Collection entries
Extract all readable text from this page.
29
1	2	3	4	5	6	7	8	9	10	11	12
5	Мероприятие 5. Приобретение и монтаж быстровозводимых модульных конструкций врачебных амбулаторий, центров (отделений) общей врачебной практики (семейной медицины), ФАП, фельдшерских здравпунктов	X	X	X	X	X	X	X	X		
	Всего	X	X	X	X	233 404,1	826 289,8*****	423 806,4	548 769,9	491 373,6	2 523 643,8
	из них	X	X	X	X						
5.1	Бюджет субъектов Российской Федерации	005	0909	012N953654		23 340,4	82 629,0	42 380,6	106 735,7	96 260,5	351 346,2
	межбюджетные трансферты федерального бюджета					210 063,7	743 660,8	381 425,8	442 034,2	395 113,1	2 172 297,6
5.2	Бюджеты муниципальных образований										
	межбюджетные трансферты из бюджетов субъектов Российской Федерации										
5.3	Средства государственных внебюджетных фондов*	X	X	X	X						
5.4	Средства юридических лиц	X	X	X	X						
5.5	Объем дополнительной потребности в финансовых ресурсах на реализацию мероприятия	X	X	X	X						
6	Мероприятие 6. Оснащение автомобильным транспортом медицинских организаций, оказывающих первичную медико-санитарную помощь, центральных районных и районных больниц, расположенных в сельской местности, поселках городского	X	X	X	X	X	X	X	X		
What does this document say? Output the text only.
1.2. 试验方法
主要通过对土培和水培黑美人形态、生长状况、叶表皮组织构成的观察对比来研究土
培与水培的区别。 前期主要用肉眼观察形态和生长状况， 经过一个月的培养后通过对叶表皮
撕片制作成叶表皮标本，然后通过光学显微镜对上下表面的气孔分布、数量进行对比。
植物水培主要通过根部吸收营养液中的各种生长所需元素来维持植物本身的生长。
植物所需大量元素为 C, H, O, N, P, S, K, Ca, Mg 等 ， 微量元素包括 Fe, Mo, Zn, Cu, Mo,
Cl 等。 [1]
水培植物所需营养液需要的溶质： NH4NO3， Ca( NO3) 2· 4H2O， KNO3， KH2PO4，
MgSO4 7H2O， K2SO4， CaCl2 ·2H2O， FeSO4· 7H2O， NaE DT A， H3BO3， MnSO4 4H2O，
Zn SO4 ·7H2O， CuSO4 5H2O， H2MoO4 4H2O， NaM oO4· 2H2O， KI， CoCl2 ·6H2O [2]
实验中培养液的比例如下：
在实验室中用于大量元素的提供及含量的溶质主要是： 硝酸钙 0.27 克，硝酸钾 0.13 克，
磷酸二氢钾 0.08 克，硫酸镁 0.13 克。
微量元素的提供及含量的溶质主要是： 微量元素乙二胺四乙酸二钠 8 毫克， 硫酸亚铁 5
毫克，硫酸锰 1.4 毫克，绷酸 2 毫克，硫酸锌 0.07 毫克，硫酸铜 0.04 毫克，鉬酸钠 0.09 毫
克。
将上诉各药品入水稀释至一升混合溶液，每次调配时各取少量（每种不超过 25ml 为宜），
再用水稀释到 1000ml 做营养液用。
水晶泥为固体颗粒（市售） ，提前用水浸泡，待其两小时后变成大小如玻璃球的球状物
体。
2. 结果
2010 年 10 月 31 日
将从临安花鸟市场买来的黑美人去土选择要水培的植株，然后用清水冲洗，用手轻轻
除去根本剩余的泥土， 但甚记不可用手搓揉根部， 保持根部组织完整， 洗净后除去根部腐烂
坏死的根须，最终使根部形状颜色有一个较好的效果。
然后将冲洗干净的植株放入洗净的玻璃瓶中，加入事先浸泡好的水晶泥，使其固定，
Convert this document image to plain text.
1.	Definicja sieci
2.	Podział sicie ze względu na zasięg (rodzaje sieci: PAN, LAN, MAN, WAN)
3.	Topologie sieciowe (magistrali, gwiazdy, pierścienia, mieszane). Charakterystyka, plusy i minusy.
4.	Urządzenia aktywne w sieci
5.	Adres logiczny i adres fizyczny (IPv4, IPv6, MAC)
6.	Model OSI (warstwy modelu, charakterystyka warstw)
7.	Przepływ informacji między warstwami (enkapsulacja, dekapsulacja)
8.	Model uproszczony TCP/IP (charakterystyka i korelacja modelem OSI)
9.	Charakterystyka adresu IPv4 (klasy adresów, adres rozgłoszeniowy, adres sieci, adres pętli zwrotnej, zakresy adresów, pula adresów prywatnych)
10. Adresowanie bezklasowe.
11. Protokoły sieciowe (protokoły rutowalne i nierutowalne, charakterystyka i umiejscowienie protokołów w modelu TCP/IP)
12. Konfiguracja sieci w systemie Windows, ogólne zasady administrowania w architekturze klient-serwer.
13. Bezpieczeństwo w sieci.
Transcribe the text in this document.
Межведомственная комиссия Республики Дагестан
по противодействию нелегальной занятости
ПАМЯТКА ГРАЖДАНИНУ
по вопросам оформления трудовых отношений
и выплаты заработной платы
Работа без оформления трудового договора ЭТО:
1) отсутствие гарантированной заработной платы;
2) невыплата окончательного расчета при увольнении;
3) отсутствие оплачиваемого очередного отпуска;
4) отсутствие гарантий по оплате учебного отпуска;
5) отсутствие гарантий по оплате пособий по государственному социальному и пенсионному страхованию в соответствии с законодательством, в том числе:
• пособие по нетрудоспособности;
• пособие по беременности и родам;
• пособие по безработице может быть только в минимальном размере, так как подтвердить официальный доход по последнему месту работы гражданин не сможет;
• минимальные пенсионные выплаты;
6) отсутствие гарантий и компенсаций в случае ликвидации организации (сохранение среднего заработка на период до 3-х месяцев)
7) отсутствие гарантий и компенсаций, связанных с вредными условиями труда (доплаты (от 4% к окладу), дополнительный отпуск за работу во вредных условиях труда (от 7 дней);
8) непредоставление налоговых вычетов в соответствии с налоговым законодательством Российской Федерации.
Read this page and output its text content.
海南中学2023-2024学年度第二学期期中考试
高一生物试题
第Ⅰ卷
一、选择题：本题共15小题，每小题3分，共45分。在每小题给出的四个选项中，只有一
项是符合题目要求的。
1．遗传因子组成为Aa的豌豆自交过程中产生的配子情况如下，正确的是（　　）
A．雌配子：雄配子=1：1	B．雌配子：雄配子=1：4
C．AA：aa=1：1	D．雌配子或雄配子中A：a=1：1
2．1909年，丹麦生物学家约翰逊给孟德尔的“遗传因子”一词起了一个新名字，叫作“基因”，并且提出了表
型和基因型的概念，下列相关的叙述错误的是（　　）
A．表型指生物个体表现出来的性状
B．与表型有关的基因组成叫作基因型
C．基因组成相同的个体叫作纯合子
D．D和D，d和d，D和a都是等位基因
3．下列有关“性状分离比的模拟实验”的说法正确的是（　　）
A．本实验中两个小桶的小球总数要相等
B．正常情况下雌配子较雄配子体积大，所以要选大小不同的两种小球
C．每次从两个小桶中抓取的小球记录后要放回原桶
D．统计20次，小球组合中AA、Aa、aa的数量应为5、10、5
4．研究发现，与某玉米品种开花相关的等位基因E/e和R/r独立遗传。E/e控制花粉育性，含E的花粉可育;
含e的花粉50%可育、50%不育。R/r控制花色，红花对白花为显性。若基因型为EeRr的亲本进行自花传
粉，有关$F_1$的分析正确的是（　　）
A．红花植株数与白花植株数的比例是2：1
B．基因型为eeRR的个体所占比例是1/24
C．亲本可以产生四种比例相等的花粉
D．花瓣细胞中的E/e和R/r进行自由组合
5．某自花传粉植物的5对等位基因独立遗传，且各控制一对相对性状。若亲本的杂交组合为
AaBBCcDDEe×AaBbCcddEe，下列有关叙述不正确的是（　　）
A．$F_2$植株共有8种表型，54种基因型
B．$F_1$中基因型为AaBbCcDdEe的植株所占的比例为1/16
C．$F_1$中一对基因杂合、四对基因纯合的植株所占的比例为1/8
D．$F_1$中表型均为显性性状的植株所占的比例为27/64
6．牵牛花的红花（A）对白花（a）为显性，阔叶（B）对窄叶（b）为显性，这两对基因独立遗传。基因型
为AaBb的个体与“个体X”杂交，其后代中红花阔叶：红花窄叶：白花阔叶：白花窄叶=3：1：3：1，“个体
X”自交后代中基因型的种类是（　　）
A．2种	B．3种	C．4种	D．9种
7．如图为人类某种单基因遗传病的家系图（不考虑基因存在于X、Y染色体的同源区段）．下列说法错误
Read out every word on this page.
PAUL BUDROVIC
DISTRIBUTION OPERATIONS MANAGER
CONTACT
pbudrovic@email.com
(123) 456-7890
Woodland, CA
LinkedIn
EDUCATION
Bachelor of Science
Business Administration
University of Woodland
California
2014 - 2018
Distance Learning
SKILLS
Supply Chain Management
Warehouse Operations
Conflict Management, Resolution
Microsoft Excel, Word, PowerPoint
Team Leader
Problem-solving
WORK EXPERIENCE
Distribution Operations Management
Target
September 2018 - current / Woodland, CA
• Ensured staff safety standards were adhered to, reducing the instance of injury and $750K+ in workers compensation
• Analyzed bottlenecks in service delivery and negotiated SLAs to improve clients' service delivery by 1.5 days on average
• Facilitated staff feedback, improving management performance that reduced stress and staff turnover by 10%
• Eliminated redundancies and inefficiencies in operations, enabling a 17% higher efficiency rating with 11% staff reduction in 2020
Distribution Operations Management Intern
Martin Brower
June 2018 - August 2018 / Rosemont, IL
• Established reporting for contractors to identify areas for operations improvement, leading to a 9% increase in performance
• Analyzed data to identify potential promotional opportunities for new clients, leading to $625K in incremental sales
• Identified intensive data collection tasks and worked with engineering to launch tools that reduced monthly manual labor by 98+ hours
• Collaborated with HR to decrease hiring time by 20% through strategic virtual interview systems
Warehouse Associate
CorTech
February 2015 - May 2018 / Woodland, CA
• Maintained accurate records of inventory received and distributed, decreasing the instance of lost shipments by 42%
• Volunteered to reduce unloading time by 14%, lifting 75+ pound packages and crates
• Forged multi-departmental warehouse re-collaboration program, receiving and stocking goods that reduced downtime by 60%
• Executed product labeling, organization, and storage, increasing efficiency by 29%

__Your objective__: Search the entries for the word "Российской" and copy every line that has it.

__Solution to the problem__:
5.1	Бюджет субъектов Российской Федерации	005	0909	012N953654		23 340,4	82 629,0	42 380,6	106 735,7	96 260,5	351 346,2
	межбюджетные трансферты из бюджетов субъектов Российской Федерации										
8) непредоставление налоговых вычетов в соответствии с налоговым законодательством Российской Федерации.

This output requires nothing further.